_TAREA 1_. Copia el texto sobre el uso abusivo de Internet desde "Hay contratos que" hasta "se tienen asignadas." y sustituye "empleador" por "patrón".
_TAREA 2_. Según el texto sobre el uso abusivo de Internet, ¿con qué fines deberían utilizarse únicamente las cuentas? Enuméralos.

_BLOQUE DE TEXTO_.
● ● ● ●
Enero de 2005

 

Volver
El uso abusivo de Internet como causa de despido

Hay contratos que autorizan el control del empleador, y la jurisprudencia considera injuria laboral el uso indebido de la herramienta.

Todos tenemos la facultad de utilizar el correo electrónico, pero como todos los derechos, existe un límite. Ya se elaboran anexos a los contratos de trabajo que autorizan al empleador a supervisar periódicamente los listados de llamadas efectuados desde las distintas extensiones y el historial de las páginas Web visitadas, estableciéndose que el acceso a Internet con equipos de la empresa sólo será con fines laborales.

Entre los puntos más importantes que deberían preverse en los contratos, están:

  • Utilizar las cuentas únicamente con fines laborales, administrativos y/o de investigación, de acuerdo a las funciones que por el puesto se tienen asignadas.
● ● ● ●
[Datos recopilados]
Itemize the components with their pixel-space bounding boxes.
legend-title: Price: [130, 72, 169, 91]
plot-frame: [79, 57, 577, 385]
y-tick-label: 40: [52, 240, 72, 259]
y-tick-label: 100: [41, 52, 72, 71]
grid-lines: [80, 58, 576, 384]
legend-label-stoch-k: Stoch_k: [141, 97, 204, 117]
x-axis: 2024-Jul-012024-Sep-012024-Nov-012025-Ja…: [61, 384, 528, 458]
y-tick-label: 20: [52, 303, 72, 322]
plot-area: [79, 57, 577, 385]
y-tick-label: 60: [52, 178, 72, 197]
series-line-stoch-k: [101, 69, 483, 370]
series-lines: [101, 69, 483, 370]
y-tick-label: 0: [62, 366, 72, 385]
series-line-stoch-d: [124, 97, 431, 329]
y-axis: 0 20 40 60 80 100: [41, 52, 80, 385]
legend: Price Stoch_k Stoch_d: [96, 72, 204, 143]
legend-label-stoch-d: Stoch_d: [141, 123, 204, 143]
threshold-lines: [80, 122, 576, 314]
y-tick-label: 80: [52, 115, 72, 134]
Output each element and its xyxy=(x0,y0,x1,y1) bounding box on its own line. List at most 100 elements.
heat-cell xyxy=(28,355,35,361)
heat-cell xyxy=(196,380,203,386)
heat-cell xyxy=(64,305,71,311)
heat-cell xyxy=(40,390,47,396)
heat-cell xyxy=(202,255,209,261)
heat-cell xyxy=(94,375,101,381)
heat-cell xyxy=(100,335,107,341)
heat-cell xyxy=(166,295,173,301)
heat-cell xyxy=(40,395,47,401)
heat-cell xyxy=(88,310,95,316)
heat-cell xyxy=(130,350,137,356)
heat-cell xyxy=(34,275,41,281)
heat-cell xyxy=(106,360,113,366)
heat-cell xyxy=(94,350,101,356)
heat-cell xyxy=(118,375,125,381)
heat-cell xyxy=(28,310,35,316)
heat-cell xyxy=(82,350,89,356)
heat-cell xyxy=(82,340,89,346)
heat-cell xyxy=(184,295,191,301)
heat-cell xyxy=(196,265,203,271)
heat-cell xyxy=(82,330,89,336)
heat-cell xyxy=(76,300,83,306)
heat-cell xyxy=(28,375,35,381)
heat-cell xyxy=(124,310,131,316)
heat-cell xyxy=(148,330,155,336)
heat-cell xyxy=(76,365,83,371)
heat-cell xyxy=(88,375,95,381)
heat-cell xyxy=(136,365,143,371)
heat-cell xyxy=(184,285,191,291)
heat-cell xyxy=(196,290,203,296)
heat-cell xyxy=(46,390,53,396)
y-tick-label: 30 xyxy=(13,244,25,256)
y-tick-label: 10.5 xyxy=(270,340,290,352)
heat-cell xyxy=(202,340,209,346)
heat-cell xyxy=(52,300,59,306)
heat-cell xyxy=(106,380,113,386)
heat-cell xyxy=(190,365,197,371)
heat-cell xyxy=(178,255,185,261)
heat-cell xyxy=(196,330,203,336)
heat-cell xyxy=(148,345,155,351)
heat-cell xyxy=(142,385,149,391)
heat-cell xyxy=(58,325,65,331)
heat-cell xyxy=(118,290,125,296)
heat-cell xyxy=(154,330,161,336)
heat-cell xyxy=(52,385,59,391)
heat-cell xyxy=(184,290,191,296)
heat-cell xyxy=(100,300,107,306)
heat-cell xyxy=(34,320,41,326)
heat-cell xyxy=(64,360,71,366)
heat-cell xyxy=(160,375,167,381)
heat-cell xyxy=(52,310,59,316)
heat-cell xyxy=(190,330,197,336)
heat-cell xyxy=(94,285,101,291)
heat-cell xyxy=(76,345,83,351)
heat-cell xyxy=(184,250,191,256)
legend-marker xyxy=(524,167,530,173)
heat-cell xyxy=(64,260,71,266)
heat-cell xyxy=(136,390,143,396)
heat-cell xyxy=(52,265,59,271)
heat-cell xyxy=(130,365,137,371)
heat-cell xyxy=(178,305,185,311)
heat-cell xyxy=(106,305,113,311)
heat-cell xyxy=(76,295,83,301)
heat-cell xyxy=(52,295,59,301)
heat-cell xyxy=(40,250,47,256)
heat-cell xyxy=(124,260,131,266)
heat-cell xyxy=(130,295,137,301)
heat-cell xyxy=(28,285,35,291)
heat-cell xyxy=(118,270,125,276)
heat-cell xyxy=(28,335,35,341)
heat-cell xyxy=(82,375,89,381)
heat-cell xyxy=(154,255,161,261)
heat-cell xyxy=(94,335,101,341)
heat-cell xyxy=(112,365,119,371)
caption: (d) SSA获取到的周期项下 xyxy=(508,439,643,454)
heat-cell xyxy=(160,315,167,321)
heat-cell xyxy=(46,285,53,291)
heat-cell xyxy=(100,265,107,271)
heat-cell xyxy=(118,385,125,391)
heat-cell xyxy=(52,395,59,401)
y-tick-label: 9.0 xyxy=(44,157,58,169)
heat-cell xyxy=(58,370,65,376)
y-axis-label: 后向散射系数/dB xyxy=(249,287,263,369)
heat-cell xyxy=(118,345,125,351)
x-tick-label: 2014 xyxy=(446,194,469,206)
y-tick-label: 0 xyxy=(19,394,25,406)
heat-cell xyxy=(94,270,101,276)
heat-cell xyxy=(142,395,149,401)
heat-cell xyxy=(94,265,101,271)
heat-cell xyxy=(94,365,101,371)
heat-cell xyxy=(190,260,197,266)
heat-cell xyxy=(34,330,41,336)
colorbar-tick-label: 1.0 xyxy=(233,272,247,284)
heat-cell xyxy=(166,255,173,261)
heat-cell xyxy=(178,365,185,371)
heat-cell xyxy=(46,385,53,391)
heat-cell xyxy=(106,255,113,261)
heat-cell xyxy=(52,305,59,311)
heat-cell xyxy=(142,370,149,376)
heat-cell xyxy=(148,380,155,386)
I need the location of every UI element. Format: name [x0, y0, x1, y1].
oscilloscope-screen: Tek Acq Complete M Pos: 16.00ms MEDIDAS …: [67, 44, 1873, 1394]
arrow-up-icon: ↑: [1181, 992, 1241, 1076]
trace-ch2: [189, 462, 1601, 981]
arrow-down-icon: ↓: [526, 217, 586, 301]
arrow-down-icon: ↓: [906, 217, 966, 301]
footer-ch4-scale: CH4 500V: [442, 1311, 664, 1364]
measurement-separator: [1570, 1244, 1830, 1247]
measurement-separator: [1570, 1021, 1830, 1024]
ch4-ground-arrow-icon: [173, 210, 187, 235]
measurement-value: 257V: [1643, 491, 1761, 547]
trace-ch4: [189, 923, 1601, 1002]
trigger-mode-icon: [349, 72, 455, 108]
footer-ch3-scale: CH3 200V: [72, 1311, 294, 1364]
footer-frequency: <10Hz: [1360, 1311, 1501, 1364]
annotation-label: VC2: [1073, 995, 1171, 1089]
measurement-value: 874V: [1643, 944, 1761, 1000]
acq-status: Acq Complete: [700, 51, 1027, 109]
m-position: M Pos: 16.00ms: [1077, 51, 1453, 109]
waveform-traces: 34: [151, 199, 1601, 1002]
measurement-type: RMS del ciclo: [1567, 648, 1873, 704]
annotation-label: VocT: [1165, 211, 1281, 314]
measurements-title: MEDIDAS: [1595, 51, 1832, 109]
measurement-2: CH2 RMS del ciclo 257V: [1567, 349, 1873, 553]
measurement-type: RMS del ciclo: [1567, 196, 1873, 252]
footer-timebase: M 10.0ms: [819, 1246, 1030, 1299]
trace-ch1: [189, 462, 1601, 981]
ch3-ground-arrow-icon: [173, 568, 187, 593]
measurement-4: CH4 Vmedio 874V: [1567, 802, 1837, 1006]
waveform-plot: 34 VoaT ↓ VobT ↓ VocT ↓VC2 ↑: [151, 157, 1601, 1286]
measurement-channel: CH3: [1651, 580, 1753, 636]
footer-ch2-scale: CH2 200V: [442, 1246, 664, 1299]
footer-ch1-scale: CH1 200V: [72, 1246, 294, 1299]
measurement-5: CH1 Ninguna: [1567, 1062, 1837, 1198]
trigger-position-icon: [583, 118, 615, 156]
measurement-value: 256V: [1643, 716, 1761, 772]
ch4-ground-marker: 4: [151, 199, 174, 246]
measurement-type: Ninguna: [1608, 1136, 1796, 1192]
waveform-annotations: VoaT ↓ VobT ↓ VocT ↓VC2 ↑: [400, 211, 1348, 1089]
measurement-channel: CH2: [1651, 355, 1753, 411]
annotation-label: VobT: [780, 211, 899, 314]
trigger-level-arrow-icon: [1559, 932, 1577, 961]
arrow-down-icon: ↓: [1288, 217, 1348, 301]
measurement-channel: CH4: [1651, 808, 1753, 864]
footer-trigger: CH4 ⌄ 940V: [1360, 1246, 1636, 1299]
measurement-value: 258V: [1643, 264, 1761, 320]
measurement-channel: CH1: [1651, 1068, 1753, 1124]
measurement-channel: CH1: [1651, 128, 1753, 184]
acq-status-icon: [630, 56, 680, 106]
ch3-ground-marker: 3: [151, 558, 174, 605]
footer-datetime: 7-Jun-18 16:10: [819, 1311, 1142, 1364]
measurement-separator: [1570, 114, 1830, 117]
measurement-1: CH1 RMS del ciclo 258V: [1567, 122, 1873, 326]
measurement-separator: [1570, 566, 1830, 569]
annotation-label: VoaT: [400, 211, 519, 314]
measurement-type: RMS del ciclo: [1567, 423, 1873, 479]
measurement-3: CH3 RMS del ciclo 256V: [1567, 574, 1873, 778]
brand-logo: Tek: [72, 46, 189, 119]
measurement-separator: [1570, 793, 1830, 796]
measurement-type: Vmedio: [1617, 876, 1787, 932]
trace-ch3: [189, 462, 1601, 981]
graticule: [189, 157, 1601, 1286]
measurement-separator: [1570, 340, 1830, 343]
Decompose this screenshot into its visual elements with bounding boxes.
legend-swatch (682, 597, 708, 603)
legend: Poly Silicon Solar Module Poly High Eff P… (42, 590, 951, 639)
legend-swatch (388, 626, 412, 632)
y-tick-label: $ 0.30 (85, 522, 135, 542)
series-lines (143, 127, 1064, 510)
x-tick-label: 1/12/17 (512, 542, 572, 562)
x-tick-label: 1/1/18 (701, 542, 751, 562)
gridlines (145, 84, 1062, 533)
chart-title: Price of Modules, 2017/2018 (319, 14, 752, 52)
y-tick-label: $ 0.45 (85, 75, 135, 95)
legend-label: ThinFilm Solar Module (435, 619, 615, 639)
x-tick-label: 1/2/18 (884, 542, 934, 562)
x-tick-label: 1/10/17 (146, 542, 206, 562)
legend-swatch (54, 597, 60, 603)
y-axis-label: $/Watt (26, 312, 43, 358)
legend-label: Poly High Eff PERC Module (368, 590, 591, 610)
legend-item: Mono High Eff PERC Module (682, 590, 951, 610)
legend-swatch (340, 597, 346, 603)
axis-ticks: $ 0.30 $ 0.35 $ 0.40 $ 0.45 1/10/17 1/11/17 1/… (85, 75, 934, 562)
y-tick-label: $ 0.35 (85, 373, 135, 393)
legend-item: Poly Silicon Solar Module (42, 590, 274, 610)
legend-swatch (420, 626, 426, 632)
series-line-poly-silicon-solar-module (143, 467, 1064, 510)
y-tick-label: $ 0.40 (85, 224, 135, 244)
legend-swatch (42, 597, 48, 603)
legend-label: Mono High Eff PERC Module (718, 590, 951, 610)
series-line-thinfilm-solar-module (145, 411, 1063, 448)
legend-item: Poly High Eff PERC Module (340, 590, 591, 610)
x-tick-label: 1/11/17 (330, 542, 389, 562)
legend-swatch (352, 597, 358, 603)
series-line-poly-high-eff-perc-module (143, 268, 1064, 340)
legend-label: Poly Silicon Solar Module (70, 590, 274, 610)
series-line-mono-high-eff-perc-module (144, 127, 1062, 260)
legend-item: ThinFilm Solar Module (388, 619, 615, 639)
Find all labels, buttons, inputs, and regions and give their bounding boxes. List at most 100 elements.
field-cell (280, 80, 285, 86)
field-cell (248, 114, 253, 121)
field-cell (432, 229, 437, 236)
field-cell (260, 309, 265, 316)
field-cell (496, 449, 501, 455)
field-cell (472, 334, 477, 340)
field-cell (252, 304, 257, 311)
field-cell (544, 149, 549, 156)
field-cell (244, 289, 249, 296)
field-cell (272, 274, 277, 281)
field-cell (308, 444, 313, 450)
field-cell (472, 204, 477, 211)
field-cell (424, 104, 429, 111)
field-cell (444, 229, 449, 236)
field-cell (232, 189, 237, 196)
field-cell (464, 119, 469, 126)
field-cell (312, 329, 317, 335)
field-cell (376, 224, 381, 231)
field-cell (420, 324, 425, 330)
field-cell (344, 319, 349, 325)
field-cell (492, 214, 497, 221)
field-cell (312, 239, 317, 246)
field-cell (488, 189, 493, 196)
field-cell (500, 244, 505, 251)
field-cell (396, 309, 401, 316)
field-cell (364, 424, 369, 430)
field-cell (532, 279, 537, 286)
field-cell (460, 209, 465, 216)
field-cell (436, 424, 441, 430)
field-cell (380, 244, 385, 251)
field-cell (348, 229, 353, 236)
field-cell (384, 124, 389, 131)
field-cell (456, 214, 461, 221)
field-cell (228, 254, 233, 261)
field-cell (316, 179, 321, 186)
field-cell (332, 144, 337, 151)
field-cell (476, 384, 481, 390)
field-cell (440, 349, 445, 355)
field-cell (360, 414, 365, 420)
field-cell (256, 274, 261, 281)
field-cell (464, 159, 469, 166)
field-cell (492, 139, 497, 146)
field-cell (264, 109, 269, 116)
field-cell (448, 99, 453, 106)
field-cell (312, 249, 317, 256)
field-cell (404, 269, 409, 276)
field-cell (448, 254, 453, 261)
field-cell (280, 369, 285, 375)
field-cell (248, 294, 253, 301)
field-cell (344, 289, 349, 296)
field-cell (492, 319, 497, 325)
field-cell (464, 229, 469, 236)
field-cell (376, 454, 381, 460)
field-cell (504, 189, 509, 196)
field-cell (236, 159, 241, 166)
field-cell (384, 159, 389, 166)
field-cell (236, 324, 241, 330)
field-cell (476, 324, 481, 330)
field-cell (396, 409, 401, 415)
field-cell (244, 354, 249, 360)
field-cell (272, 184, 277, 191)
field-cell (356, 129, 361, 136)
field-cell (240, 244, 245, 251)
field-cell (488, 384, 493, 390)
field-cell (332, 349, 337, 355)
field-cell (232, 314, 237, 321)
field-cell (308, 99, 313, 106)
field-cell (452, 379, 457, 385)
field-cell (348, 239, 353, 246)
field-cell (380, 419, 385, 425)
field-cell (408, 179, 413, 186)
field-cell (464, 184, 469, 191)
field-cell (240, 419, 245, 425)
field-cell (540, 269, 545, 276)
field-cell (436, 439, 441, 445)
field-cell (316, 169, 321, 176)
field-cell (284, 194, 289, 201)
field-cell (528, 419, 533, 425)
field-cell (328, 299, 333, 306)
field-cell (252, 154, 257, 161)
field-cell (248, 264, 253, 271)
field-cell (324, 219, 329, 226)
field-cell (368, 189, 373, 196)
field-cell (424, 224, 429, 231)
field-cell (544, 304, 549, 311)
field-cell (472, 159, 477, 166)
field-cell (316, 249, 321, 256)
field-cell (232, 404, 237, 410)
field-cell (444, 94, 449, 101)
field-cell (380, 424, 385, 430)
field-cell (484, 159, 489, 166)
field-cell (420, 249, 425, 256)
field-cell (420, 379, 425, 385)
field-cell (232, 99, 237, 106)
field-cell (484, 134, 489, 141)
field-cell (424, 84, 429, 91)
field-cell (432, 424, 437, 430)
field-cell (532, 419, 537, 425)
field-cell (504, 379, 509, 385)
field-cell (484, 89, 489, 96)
● ● ● ●
_RESPUESTA 1_.
Hay contratos que autorizan el control del patrón, y la jurisprudencia considera injuria laboral el uso indebido de la herramienta.

Todos tenemos la facultad de utilizar el correo electrónico, pero como todos los derechos, existe un límite. Ya se elaboran anexos a los contratos de trabajo que autorizan al patrón a supervisar periódicamente los listados de llamadas efectuados desde las distintas extensiones y el historial de las páginas Web visitadas, estableciéndose que el acceso a Internet con equipos de la empresa sólo será con fines laborales.

Entre los puntos más importantes que deberían preverse en los contratos, están:

  • Utilizar las cuentas únicamente con fines laborales, administrativos y/o de investigación, de acuerdo a las funciones que por el puesto se tienen asignadas.

_RESPUESTA 2_.
laborales
administrativos
de investigación